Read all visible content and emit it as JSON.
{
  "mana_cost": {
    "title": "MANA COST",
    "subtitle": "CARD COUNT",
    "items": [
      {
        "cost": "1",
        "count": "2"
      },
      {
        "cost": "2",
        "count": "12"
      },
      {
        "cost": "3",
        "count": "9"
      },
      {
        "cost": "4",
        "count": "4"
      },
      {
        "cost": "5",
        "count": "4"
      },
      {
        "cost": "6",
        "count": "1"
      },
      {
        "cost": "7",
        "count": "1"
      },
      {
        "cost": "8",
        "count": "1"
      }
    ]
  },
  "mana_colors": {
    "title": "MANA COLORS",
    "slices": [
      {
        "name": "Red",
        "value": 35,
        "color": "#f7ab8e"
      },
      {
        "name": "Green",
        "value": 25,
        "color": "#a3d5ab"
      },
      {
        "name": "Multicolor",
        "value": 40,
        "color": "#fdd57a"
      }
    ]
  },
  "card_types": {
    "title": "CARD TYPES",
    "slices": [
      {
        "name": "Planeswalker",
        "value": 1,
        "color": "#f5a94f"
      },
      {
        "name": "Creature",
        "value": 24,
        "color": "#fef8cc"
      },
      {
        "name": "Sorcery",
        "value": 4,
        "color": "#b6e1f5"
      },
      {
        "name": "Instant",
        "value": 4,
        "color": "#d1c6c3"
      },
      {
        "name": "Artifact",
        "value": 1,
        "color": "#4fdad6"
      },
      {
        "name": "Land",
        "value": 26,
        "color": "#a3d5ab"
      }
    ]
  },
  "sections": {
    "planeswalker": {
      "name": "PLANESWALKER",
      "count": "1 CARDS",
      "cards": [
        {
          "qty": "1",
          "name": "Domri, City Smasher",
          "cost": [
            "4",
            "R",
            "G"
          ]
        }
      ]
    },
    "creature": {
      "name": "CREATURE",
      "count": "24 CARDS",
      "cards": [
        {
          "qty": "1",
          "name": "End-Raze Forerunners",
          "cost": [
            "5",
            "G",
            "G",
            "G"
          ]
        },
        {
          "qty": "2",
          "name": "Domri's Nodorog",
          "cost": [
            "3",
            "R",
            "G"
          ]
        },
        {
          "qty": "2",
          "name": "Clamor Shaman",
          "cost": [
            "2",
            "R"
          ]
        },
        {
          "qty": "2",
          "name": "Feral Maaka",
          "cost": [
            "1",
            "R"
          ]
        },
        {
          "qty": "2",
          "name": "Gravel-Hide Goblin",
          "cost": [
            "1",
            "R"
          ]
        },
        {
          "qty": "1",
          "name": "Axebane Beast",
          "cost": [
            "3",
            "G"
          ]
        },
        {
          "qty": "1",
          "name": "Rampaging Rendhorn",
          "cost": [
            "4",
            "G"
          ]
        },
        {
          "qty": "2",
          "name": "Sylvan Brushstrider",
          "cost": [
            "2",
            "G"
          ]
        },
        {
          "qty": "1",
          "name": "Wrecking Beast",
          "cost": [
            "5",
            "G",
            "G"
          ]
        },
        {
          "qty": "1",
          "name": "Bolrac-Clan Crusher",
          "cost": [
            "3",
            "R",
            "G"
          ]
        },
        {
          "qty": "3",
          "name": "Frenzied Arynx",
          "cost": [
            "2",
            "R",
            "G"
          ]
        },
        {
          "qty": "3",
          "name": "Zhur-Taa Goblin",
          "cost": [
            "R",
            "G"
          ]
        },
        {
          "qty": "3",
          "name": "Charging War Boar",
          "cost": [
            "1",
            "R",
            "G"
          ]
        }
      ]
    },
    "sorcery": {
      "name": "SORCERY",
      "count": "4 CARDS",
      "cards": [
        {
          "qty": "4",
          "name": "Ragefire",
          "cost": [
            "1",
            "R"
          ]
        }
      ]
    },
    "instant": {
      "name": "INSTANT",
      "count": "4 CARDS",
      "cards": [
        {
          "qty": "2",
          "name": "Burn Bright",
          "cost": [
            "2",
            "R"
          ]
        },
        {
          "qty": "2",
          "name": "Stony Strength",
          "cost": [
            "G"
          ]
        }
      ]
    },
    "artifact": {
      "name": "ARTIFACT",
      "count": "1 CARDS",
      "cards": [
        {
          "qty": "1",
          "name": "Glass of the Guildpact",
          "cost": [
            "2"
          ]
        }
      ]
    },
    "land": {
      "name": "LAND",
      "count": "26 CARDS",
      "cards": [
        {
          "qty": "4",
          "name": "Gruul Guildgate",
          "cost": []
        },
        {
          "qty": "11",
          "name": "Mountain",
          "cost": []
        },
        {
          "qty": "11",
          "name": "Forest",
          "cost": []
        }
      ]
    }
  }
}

WRITTEN REQUEST: Copy out each line of the data where the string "value" appears.

TASK RESPONSE:
        "value": 35,
        "value": 25,
        "value": 40,
        "value": 1,
        "value": 24,
        "value": 4,
        "value": 4,
        "value": 1,
        "value": 26,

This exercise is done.